* Exercise materials:
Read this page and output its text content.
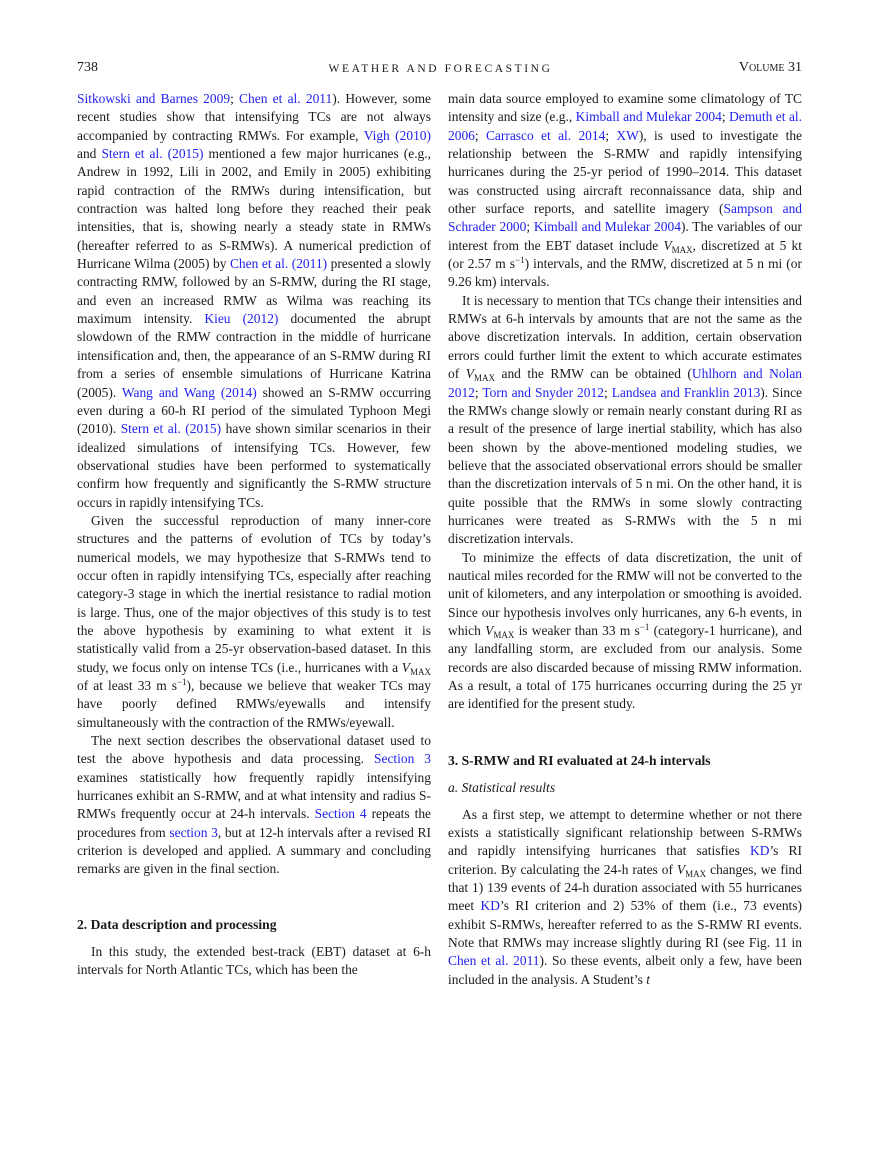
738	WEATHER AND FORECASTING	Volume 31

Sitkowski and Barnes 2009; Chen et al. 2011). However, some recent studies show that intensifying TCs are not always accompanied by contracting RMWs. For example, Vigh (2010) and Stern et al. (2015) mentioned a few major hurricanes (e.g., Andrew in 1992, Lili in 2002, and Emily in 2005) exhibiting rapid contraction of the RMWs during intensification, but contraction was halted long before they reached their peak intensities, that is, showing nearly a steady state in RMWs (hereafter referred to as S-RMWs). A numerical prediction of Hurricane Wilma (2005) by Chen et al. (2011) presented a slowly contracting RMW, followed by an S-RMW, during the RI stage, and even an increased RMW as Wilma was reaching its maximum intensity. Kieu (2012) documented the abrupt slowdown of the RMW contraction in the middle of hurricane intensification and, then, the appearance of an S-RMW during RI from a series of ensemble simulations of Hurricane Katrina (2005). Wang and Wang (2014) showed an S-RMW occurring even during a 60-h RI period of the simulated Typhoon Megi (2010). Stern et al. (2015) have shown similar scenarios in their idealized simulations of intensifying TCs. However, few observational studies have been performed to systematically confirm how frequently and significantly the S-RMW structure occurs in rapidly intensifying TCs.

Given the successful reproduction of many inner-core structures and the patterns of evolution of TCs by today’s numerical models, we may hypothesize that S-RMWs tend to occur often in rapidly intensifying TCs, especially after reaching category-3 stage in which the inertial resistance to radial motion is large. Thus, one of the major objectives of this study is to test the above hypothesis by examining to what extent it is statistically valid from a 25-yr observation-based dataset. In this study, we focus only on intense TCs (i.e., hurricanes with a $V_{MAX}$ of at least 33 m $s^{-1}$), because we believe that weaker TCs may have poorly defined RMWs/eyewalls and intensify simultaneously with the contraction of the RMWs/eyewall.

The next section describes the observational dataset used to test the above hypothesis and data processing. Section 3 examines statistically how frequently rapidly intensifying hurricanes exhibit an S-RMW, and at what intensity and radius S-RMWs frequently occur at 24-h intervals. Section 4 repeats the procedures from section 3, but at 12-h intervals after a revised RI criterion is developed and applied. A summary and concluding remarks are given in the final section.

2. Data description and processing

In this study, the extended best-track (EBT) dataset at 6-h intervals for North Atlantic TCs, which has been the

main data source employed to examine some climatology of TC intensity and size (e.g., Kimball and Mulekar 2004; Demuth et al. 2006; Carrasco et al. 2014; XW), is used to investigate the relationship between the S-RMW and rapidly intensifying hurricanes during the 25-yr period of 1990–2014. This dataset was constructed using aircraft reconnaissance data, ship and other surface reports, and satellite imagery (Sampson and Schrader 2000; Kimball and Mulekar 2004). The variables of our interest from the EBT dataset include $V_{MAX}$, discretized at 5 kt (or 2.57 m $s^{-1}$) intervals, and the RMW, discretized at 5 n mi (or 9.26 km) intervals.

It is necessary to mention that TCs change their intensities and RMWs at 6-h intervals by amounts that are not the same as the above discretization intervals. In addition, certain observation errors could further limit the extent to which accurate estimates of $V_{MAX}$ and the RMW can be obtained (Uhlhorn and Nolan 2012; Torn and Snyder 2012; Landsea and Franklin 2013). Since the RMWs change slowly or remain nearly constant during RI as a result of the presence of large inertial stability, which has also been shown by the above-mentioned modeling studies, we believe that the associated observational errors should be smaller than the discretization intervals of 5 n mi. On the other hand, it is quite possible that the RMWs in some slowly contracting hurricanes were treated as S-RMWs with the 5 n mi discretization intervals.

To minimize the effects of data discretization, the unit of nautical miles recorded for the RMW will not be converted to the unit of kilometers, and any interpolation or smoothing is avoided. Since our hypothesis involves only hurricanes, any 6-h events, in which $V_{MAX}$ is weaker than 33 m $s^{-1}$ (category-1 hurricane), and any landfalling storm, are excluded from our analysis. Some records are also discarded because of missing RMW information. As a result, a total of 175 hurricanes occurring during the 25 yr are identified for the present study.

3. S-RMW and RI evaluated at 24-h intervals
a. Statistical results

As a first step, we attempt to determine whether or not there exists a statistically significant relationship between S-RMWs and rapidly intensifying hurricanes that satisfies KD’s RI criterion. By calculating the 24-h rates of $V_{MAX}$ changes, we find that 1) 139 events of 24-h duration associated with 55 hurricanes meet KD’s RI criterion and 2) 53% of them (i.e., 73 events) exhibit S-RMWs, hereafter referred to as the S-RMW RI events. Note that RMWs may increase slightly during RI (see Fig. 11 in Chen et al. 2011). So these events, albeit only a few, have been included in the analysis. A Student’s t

* What this task involves: Give all the entries again exactly, dropping each picture.

* Output for this task:
Read this page and output its text content.
738	WEATHER AND FORECASTING	Volume 31

Sitkowski and Barnes 2009; Chen et al. 2011). However, some recent studies show that intensifying TCs are not always accompanied by contracting RMWs. For example, Vigh (2010) and Stern et al. (2015) mentioned a few major hurricanes (e.g., Andrew in 1992, Lili in 2002, and Emily in 2005) exhibiting rapid contraction of the RMWs during intensification, but contraction was halted long before they reached their peak intensities, that is, showing nearly a steady state in RMWs (hereafter referred to as S-RMWs). A numerical prediction of Hurricane Wilma (2005) by Chen et al. (2011) presented a slowly contracting RMW, followed by an S-RMW, during the RI stage, and even an increased RMW as Wilma was reaching its maximum intensity. Kieu (2012) documented the abrupt slowdown of the RMW contraction in the middle of hurricane intensification and, then, the appearance of an S-RMW during RI from a series of ensemble simulations of Hurricane Katrina (2005). Wang and Wang (2014) showed an S-RMW occurring even during a 60-h RI period of the simulated Typhoon Megi (2010). Stern et al. (2015) have shown similar scenarios in their idealized simulations of intensifying TCs. However, few observational studies have been performed to systematically confirm how frequently and significantly the S-RMW structure occurs in rapidly intensifying TCs.

Given the successful reproduction of many inner-core structures and the patterns of evolution of TCs by today’s numerical models, we may hypothesize that S-RMWs tend to occur often in rapidly intensifying TCs, especially after reaching category-3 stage in which the inertial resistance to radial motion is large. Thus, one of the major objectives of this study is to test the above hypothesis by examining to what extent it is statistically valid from a 25-yr observation-based dataset. In this study, we focus only on intense TCs (i.e., hurricanes with a $V_{MAX}$ of at least 33 m $s^{-1}$), because we believe that weaker TCs may have poorly defined RMWs/eyewalls and intensify simultaneously with the contraction of the RMWs/eyewall.

The next section describes the observational dataset used to test the above hypothesis and data processing. Section 3 examines statistically how frequently rapidly intensifying hurricanes exhibit an S-RMW, and at what intensity and radius S-RMWs frequently occur at 24-h intervals. Section 4 repeats the procedures from section 3, but at 12-h intervals after a revised RI criterion is developed and applied. A summary and concluding remarks are given in the final section.

2. Data description and processing

In this study, the extended best-track (EBT) dataset at 6-h intervals for North Atlantic TCs, which has been the

main data source employed to examine some climatology of TC intensity and size (e.g., Kimball and Mulekar 2004; Demuth et al. 2006; Carrasco et al. 2014; XW), is used to investigate the relationship between the S-RMW and rapidly intensifying hurricanes during the 25-yr period of 1990–2014. This dataset was constructed using aircraft reconnaissance data, ship and other surface reports, and satellite imagery (Sampson and Schrader 2000; Kimball and Mulekar 2004). The variables of our interest from the EBT dataset include $V_{MAX}$, discretized at 5 kt (or 2.57 m $s^{-1}$) intervals, and the RMW, discretized at 5 n mi (or 9.26 km) intervals.

It is necessary to mention that TCs change their intensities and RMWs at 6-h intervals by amounts that are not the same as the above discretization intervals. In addition, certain observation errors could further limit the extent to which accurate estimates of $V_{MAX}$ and the RMW can be obtained (Uhlhorn and Nolan 2012; Torn and Snyder 2012; Landsea and Franklin 2013). Since the RMWs change slowly or remain nearly constant during RI as a result of the presence of large inertial stability, which has also been shown by the above-mentioned modeling studies, we believe that the associated observational errors should be smaller than the discretization intervals of 5 n mi. On the other hand, it is quite possible that the RMWs in some slowly contracting hurricanes were treated as S-RMWs with the 5 n mi discretization intervals.

To minimize the effects of data discretization, the unit of nautical miles recorded for the RMW will not be converted to the unit of kilometers, and any interpolation or smoothing is avoided. Since our hypothesis involves only hurricanes, any 6-h events, in which $V_{MAX}$ is weaker than 33 m $s^{-1}$ (category-1 hurricane), and any landfalling storm, are excluded from our analysis. Some records are also discarded because of missing RMW information. As a result, a total of 175 hurricanes occurring during the 25 yr are identified for the present study.

3. S-RMW and RI evaluated at 24-h intervals
a. Statistical results

As a first step, we attempt to determine whether or not there exists a statistically significant relationship between S-RMWs and rapidly intensifying hurricanes that satisfies KD’s RI criterion. By calculating the 24-h rates of $V_{MAX}$ changes, we find that 1) 139 events of 24-h duration associated with 55 hurricanes meet KD’s RI criterion and 2) 53% of them (i.e., 73 events) exhibit S-RMWs, hereafter referred to as the S-RMW RI events. Note that RMWs may increase slightly during RI (see Fig. 11 in Chen et al. 2011). So these events, albeit only a few, have been included in the analysis. A Student’s t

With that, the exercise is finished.